→ **GOAL OF THE EXERCISE**
Write out the listing below without alteration, omitting its pictures.

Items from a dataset
___

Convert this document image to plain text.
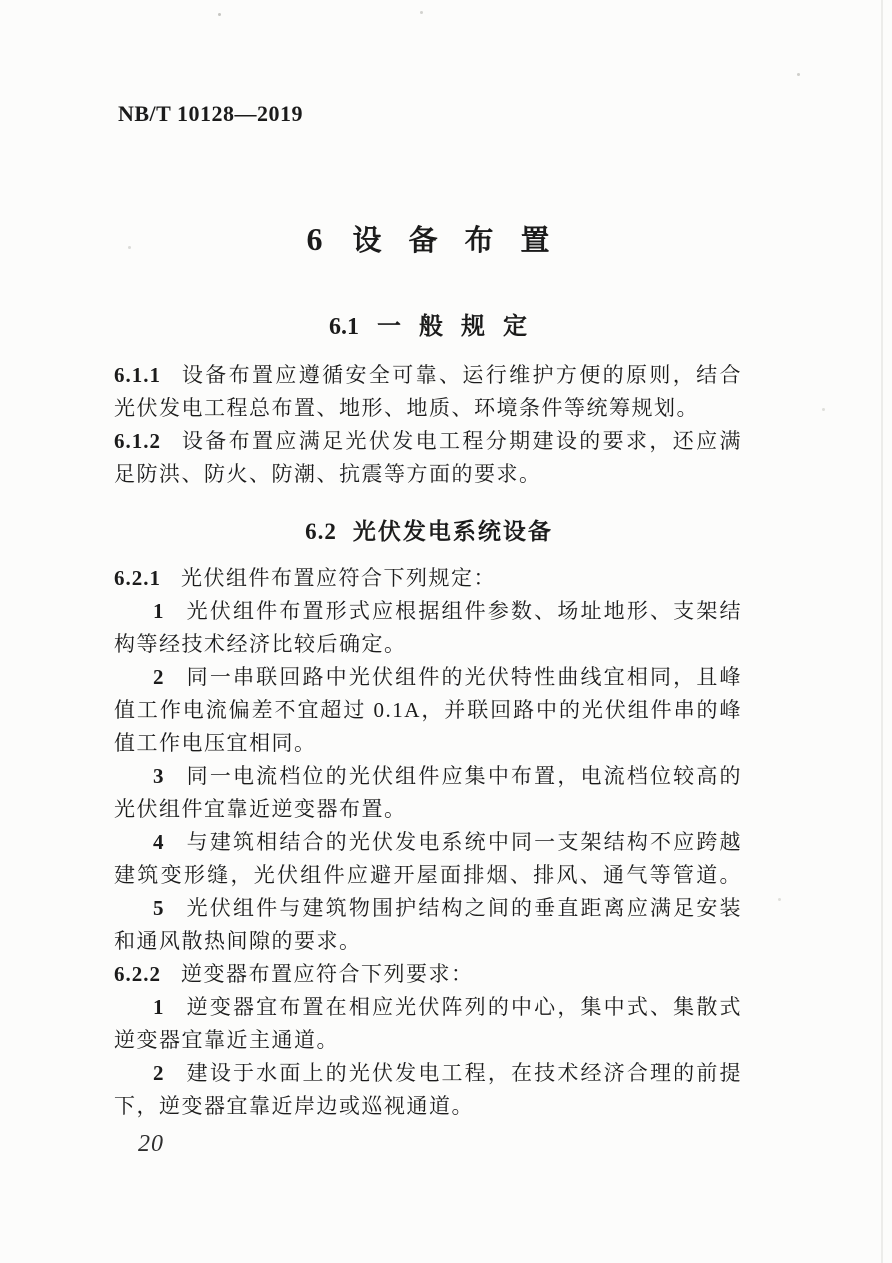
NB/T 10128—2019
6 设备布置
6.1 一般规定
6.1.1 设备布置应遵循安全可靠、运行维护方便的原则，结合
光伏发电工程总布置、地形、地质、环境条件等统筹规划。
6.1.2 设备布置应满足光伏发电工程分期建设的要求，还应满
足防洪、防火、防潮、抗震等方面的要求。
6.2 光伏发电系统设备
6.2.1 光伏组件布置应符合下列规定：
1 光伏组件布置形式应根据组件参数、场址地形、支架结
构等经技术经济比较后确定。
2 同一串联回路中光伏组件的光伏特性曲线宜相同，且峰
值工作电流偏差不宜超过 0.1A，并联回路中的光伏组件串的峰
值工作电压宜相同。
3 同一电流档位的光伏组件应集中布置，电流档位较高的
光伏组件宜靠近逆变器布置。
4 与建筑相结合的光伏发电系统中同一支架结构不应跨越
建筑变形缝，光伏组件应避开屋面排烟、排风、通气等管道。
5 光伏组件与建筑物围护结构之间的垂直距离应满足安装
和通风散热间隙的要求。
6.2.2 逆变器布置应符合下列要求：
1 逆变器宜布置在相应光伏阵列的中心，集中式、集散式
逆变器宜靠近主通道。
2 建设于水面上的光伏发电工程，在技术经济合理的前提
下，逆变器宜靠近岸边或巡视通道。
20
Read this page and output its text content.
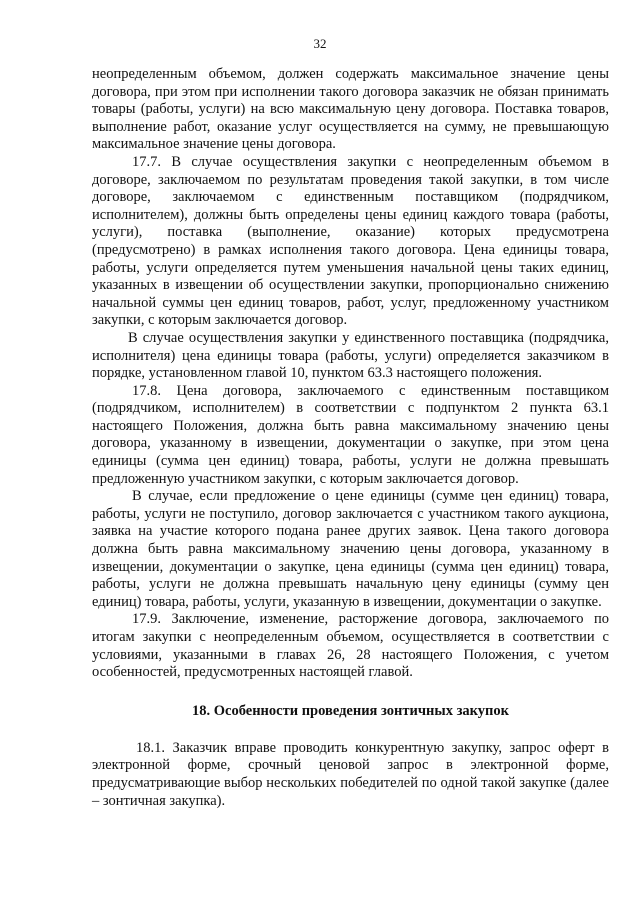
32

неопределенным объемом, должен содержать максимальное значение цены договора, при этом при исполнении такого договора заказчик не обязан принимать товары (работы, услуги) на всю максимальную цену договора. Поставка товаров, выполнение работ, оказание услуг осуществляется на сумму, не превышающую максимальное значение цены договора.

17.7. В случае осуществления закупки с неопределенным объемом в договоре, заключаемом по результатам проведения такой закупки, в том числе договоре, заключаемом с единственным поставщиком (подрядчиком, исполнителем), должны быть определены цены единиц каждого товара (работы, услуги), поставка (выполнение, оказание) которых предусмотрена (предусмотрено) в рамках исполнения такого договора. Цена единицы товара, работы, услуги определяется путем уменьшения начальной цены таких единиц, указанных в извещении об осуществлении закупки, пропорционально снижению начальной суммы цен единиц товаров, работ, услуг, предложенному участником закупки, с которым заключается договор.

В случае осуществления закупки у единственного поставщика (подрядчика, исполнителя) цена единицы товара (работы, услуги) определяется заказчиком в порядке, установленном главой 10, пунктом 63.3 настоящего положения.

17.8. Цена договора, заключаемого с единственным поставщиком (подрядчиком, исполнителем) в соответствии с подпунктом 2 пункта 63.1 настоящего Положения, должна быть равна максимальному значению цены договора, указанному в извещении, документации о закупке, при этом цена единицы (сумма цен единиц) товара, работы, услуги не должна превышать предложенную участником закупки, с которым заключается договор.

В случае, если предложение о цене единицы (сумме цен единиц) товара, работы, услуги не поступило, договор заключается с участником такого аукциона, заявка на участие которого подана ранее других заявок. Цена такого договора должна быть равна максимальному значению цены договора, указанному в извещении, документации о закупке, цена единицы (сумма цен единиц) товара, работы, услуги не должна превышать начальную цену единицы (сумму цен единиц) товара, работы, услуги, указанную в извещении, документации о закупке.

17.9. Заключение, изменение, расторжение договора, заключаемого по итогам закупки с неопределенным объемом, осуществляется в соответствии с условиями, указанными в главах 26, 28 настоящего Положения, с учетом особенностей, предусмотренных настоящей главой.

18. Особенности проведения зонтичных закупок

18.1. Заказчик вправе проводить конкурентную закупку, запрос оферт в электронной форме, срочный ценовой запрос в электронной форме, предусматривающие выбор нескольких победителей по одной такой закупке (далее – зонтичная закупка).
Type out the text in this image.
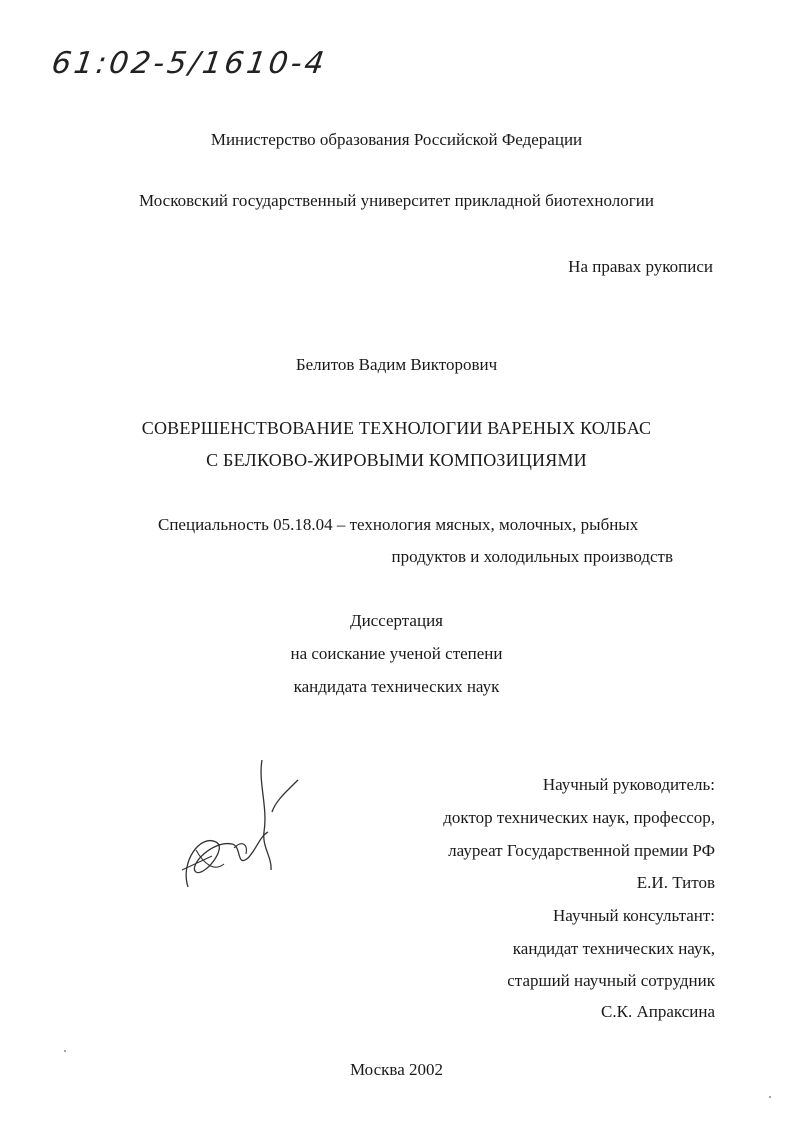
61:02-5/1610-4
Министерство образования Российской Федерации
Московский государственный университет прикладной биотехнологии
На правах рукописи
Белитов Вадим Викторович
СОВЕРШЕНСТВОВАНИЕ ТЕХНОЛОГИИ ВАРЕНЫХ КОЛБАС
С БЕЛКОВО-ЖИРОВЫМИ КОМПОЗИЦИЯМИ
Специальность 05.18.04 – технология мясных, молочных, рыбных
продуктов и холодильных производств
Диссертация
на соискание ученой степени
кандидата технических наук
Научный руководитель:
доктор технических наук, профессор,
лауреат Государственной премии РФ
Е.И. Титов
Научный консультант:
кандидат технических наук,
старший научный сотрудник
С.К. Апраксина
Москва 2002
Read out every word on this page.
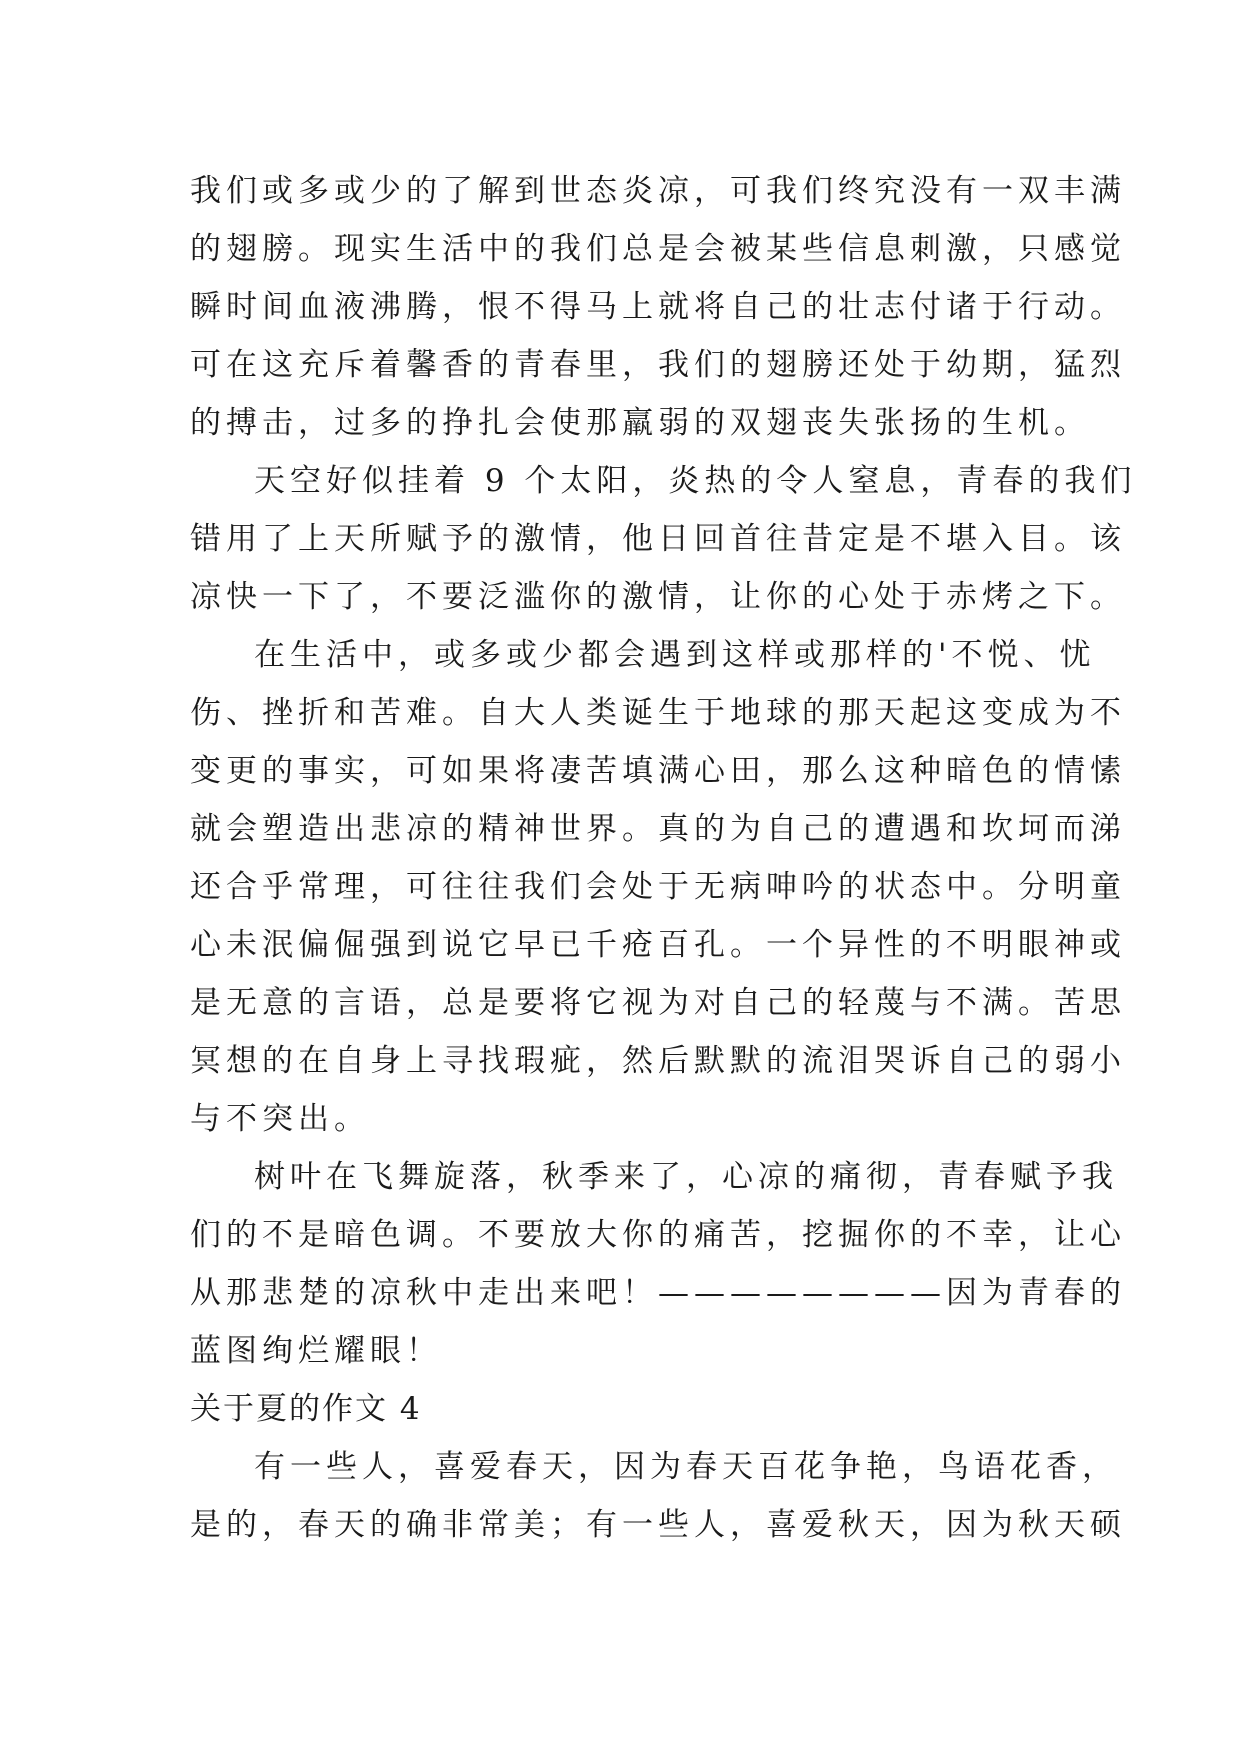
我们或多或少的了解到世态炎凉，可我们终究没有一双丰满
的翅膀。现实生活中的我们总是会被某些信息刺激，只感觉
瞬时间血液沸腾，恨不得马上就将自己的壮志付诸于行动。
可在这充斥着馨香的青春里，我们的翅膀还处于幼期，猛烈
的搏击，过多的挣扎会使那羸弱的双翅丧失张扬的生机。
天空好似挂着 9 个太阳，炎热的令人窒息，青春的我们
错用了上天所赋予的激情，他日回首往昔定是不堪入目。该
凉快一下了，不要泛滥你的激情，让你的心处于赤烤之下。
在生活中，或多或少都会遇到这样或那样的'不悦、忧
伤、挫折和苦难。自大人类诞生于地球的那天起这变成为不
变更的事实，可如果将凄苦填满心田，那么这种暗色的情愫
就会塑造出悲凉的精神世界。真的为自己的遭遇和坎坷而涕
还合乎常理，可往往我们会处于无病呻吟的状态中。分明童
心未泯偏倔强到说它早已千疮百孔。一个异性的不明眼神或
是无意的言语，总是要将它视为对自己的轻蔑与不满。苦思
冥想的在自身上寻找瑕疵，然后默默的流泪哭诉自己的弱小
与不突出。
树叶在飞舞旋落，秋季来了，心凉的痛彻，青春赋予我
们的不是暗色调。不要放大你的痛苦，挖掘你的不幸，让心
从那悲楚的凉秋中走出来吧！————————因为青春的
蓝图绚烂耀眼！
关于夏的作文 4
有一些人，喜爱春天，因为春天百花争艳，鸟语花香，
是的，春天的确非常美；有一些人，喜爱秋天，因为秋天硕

___

→ **TASK RESPONSE**
Convert this document image to plain text.
NB/T 10128—2019
6 设备布置
6.1 一般规定
6.1.1 设备布置应遵循安全可靠、运行维护方便的原则，结合
光伏发电工程总布置、地形、地质、环境条件等统筹规划。
6.1.2 设备布置应满足光伏发电工程分期建设的要求，还应满
足防洪、防火、防潮、抗震等方面的要求。
6.2 光伏发电系统设备
6.2.1 光伏组件布置应符合下列规定：
1 光伏组件布置形式应根据组件参数、场址地形、支架结
构等经技术经济比较后确定。
2 同一串联回路中光伏组件的光伏特性曲线宜相同，且峰
值工作电流偏差不宜超过 0.1A，并联回路中的光伏组件串的峰
值工作电压宜相同。
3 同一电流档位的光伏组件应集中布置，电流档位较高的
光伏组件宜靠近逆变器布置。
4 与建筑相结合的光伏发电系统中同一支架结构不应跨越
建筑变形缝，光伏组件应避开屋面排烟、排风、通气等管道。
5 光伏组件与建筑物围护结构之间的垂直距离应满足安装
和通风散热间隙的要求。
6.2.2 逆变器布置应符合下列要求：
1 逆变器宜布置在相应光伏阵列的中心，集中式、集散式
逆变器宜靠近主通道。
2 建设于水面上的光伏发电工程，在技术经济合理的前提
下，逆变器宜靠近岸边或巡视通道。
20
Read this page and output its text content.
32

неопределенным объемом, должен содержать максимальное значение цены договора, при этом при исполнении такого договора заказчик не обязан принимать товары (работы, услуги) на всю максимальную цену договора. Поставка товаров, выполнение работ, оказание услуг осуществляется на сумму, не превышающую максимальное значение цены договора.

17.7. В случае осуществления закупки с неопределенным объемом в договоре, заключаемом по результатам проведения такой закупки, в том числе договоре, заключаемом с единственным поставщиком (подрядчиком, исполнителем), должны быть определены цены единиц каждого товара (работы, услуги), поставка (выполнение, оказание) которых предусмотрена (предусмотрено) в рамках исполнения такого договора. Цена единицы товара, работы, услуги определяется путем уменьшения начальной цены таких единиц, указанных в извещении об осуществлении закупки, пропорционально снижению начальной суммы цен единиц товаров, работ, услуг, предложенному участником закупки, с которым заключается договор.

В случае осуществления закупки у единственного поставщика (подрядчика, исполнителя) цена единицы товара (работы, услуги) определяется заказчиком в порядке, установленном главой 10, пунктом 63.3 настоящего положения.

17.8. Цена договора, заключаемого с единственным поставщиком (подрядчиком, исполнителем) в соответствии с подпунктом 2 пункта 63.1 настоящего Положения, должна быть равна максимальному значению цены договора, указанному в извещении, документации о закупке, при этом цена единицы (сумма цен единиц) товара, работы, услуги не должна превышать предложенную участником закупки, с которым заключается договор.

В случае, если предложение о цене единицы (сумме цен единиц) товара, работы, услуги не поступило, договор заключается с участником такого аукциона, заявка на участие которого подана ранее других заявок. Цена такого договора должна быть равна максимальному значению цены договора, указанному в извещении, документации о закупке, цена единицы (сумма цен единиц) товара, работы, услуги не должна превышать начальную цену единицы (сумму цен единиц) товара, работы, услуги, указанную в извещении, документации о закупке.

17.9. Заключение, изменение, расторжение договора, заключаемого по итогам закупки с неопределенным объемом, осуществляется в соответствии с условиями, указанными в главах 26, 28 настоящего Положения, с учетом особенностей, предусмотренных настоящей главой.

18. Особенности проведения зонтичных закупок

18.1. Заказчик вправе проводить конкурентную закупку, запрос оферт в электронной форме, срочный ценовой запрос в электронной форме, предусматривающие выбор нескольких победителей по одной такой закупке (далее – зонтичная закупка).
Type out the text in this image.
61:02-5/1610-4
Министерство образования Российской Федерации
Московский государственный университет прикладной биотехнологии
На правах рукописи
Белитов Вадим Викторович
СОВЕРШЕНСТВОВАНИЕ ТЕХНОЛОГИИ ВАРЕНЫХ КОЛБАС
С БЕЛКОВО-ЖИРОВЫМИ КОМПОЗИЦИЯМИ
Специальность 05.18.04 – технология мясных, молочных, рыбных
продуктов и холодильных производств
Диссертация
на соискание ученой степени
кандидата технических наук
Научный руководитель:
доктор технических наук, профессор,
лауреат Государственной премии РФ
Е.И. Титов
Научный консультант:
кандидат технических наук,
старший научный сотрудник
С.К. Апраксина
Москва 2002
Read out every word on this page.
我们或多或少的了解到世态炎凉，可我们终究没有一双丰满
的翅膀。现实生活中的我们总是会被某些信息刺激，只感觉
瞬时间血液沸腾，恨不得马上就将自己的壮志付诸于行动。
可在这充斥着馨香的青春里，我们的翅膀还处于幼期，猛烈
的搏击，过多的挣扎会使那羸弱的双翅丧失张扬的生机。
天空好似挂着 9 个太阳，炎热的令人窒息，青春的我们
错用了上天所赋予的激情，他日回首往昔定是不堪入目。该
凉快一下了，不要泛滥你的激情，让你的心处于赤烤之下。
在生活中，或多或少都会遇到这样或那样的'不悦、忧
伤、挫折和苦难。自大人类诞生于地球的那天起这变成为不
变更的事实，可如果将凄苦填满心田，那么这种暗色的情愫
就会塑造出悲凉的精神世界。真的为自己的遭遇和坎坷而涕
还合乎常理，可往往我们会处于无病呻吟的状态中。分明童
心未泯偏倔强到说它早已千疮百孔。一个异性的不明眼神或
是无意的言语，总是要将它视为对自己的轻蔑与不满。苦思
冥想的在自身上寻找瑕疵，然后默默的流泪哭诉自己的弱小
与不突出。
树叶在飞舞旋落，秋季来了，心凉的痛彻，青春赋予我
们的不是暗色调。不要放大你的痛苦，挖掘你的不幸，让心
从那悲楚的凉秋中走出来吧！————————因为青春的
蓝图绚烂耀眼！
关于夏的作文 4
有一些人，喜爱春天，因为春天百花争艳，鸟语花香，
是的，春天的确非常美；有一些人，喜爱秋天，因为秋天硕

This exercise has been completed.